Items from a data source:
☆ ☆ ☆ ☆ ☆

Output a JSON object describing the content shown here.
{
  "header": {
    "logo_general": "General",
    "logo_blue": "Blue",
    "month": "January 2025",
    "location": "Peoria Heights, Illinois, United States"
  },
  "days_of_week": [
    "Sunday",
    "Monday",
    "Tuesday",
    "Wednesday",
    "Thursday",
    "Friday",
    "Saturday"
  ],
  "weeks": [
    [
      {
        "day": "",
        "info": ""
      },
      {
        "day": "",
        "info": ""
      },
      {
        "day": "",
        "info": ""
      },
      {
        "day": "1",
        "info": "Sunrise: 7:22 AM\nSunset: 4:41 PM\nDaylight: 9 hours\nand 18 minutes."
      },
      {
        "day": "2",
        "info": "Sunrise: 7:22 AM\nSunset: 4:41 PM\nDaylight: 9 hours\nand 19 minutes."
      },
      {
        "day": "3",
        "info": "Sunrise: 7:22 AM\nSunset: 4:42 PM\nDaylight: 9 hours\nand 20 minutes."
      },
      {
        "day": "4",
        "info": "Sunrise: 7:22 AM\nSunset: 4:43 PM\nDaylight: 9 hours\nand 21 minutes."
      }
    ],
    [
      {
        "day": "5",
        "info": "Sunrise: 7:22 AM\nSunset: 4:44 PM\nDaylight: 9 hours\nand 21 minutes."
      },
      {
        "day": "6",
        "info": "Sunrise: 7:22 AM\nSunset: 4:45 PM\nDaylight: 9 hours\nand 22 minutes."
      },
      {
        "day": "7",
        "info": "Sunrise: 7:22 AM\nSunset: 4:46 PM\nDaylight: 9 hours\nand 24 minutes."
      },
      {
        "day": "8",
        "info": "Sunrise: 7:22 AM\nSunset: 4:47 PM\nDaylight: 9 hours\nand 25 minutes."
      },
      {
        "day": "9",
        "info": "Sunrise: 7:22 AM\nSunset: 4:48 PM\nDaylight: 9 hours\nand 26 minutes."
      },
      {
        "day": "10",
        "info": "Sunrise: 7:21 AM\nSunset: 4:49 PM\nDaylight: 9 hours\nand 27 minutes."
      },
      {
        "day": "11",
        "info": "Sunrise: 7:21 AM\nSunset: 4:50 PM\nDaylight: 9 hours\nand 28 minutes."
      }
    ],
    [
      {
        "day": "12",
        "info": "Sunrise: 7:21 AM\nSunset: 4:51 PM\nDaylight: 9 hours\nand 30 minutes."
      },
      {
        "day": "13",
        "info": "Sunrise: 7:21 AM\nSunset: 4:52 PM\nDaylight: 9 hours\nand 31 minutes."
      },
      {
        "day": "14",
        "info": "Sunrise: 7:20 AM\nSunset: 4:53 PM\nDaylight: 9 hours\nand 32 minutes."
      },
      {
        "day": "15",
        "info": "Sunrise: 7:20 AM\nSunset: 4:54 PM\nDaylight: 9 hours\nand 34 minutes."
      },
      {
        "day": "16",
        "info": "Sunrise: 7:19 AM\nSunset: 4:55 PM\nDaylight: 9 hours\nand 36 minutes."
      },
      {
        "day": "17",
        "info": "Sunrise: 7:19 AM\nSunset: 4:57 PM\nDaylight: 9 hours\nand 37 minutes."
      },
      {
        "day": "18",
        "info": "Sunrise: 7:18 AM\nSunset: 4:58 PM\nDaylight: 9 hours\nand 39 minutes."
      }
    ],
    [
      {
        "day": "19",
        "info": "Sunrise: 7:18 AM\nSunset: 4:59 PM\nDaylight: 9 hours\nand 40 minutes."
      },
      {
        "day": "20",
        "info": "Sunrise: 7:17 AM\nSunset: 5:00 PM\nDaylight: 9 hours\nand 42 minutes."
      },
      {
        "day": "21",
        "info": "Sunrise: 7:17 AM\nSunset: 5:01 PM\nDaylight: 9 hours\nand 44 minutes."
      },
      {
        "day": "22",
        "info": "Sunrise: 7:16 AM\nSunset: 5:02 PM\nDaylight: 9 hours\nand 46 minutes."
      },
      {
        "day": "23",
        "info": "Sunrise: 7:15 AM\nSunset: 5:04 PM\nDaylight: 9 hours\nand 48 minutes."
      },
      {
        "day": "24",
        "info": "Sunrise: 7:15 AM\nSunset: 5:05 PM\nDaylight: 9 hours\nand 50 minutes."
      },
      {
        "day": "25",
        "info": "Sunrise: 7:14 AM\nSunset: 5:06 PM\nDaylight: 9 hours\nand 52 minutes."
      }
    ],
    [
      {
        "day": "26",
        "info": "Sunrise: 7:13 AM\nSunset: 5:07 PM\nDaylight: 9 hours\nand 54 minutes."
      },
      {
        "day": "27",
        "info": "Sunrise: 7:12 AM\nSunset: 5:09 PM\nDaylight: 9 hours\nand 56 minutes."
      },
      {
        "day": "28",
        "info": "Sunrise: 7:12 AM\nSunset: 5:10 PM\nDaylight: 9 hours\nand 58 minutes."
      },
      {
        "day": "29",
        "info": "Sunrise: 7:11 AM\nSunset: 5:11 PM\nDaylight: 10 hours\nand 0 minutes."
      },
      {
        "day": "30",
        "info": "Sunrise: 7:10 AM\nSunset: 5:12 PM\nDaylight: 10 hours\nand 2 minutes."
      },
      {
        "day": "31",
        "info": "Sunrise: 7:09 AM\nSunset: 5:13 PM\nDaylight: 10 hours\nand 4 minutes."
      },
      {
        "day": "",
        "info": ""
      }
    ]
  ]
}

☆ ☆ ☆ ☆ ☆

#### Your task:
Reproduce each entry from the records above, character for character.

#### Answer for this exercise:
Output a JSON object describing the content shown here.
{
  "header": {
    "logo_general": "General",
    "logo_blue": "Blue",
    "month": "January 2025",
    "location": "Peoria Heights, Illinois, United States"
  },
  "days_of_week": [
    "Sunday",
    "Monday",
    "Tuesday",
    "Wednesday",
    "Thursday",
    "Friday",
    "Saturday"
  ],
  "weeks": [
    [
      {
        "day": "",
        "info": ""
      },
      {
        "day": "",
        "info": ""
      },
      {
        "day": "",
        "info": ""
      },
      {
        "day": "1",
        "info": "Sunrise: 7:22 AM\nSunset: 4:41 PM\nDaylight: 9 hours\nand 18 minutes."
      },
      {
        "day": "2",
        "info": "Sunrise: 7:22 AM\nSunset: 4:41 PM\nDaylight: 9 hours\nand 19 minutes."
      },
      {
        "day": "3",
        "info": "Sunrise: 7:22 AM\nSunset: 4:42 PM\nDaylight: 9 hours\nand 20 minutes."
      },
      {
        "day": "4",
        "info": "Sunrise: 7:22 AM\nSunset: 4:43 PM\nDaylight: 9 hours\nand 21 minutes."
      }
    ],
    [
      {
        "day": "5",
        "info": "Sunrise: 7:22 AM\nSunset: 4:44 PM\nDaylight: 9 hours\nand 21 minutes."
      },
      {
        "day": "6",
        "info": "Sunrise: 7:22 AM\nSunset: 4:45 PM\nDaylight: 9 hours\nand 22 minutes."
      },
      {
        "day": "7",
        "info": "Sunrise: 7:22 AM\nSunset: 4:46 PM\nDaylight: 9 hours\nand 24 minutes."
      },
      {
        "day": "8",
        "info": "Sunrise: 7:22 AM\nSunset: 4:47 PM\nDaylight: 9 hours\nand 25 minutes."
      },
      {
        "day": "9",
        "info": "Sunrise: 7:22 AM\nSunset: 4:48 PM\nDaylight: 9 hours\nand 26 minutes."
      },
      {
        "day": "10",
        "info": "Sunrise: 7:21 AM\nSunset: 4:49 PM\nDaylight: 9 hours\nand 27 minutes."
      },
      {
        "day": "11",
        "info": "Sunrise: 7:21 AM\nSunset: 4:50 PM\nDaylight: 9 hours\nand 28 minutes."
      }
    ],
    [
      {
        "day": "12",
        "info": "Sunrise: 7:21 AM\nSunset: 4:51 PM\nDaylight: 9 hours\nand 30 minutes."
      },
      {
        "day": "13",
        "info": "Sunrise: 7:21 AM\nSunset: 4:52 PM\nDaylight: 9 hours\nand 31 minutes."
      },
      {
        "day": "14",
        "info": "Sunrise: 7:20 AM\nSunset: 4:53 PM\nDaylight: 9 hours\nand 32 minutes."
      },
      {
        "day": "15",
        "info": "Sunrise: 7:20 AM\nSunset: 4:54 PM\nDaylight: 9 hours\nand 34 minutes."
      },
      {
        "day": "16",
        "info": "Sunrise: 7:19 AM\nSunset: 4:55 PM\nDaylight: 9 hours\nand 36 minutes."
      },
      {
        "day": "17",
        "info": "Sunrise: 7:19 AM\nSunset: 4:57 PM\nDaylight: 9 hours\nand 37 minutes."
      },
      {
        "day": "18",
        "info": "Sunrise: 7:18 AM\nSunset: 4:58 PM\nDaylight: 9 hours\nand 39 minutes."
      }
    ],
    [
      {
        "day": "19",
        "info": "Sunrise: 7:18 AM\nSunset: 4:59 PM\nDaylight: 9 hours\nand 40 minutes."
      },
      {
        "day": "20",
        "info": "Sunrise: 7:17 AM\nSunset: 5:00 PM\nDaylight: 9 hours\nand 42 minutes."
      },
      {
        "day": "21",
        "info": "Sunrise: 7:17 AM\nSunset: 5:01 PM\nDaylight: 9 hours\nand 44 minutes."
      },
      {
        "day": "22",
        "info": "Sunrise: 7:16 AM\nSunset: 5:02 PM\nDaylight: 9 hours\nand 46 minutes."
      },
      {
        "day": "23",
        "info": "Sunrise: 7:15 AM\nSunset: 5:04 PM\nDaylight: 9 hours\nand 48 minutes."
      },
      {
        "day": "24",
        "info": "Sunrise: 7:15 AM\nSunset: 5:05 PM\nDaylight: 9 hours\nand 50 minutes."
      },
      {
        "day": "25",
        "info": "Sunrise: 7:14 AM\nSunset: 5:06 PM\nDaylight: 9 hours\nand 52 minutes."
      }
    ],
    [
      {
        "day": "26",
        "info": "Sunrise: 7:13 AM\nSunset: 5:07 PM\nDaylight: 9 hours\nand 54 minutes."
      },
      {
        "day": "27",
        "info": "Sunrise: 7:12 AM\nSunset: 5:09 PM\nDaylight: 9 hours\nand 56 minutes."
      },
      {
        "day": "28",
        "info": "Sunrise: 7:12 AM\nSunset: 5:10 PM\nDaylight: 9 hours\nand 58 minutes."
      },
      {
        "day": "29",
        "info": "Sunrise: 7:11 AM\nSunset: 5:11 PM\nDaylight: 10 hours\nand 0 minutes."
      },
      {
        "day": "30",
        "info": "Sunrise: 7:10 AM\nSunset: 5:12 PM\nDaylight: 10 hours\nand 2 minutes."
      },
      {
        "day": "31",
        "info": "Sunrise: 7:09 AM\nSunset: 5:13 PM\nDaylight: 10 hours\nand 4 minutes."
      },
      {
        "day": "",
        "info": ""
      }
    ]
  ]
}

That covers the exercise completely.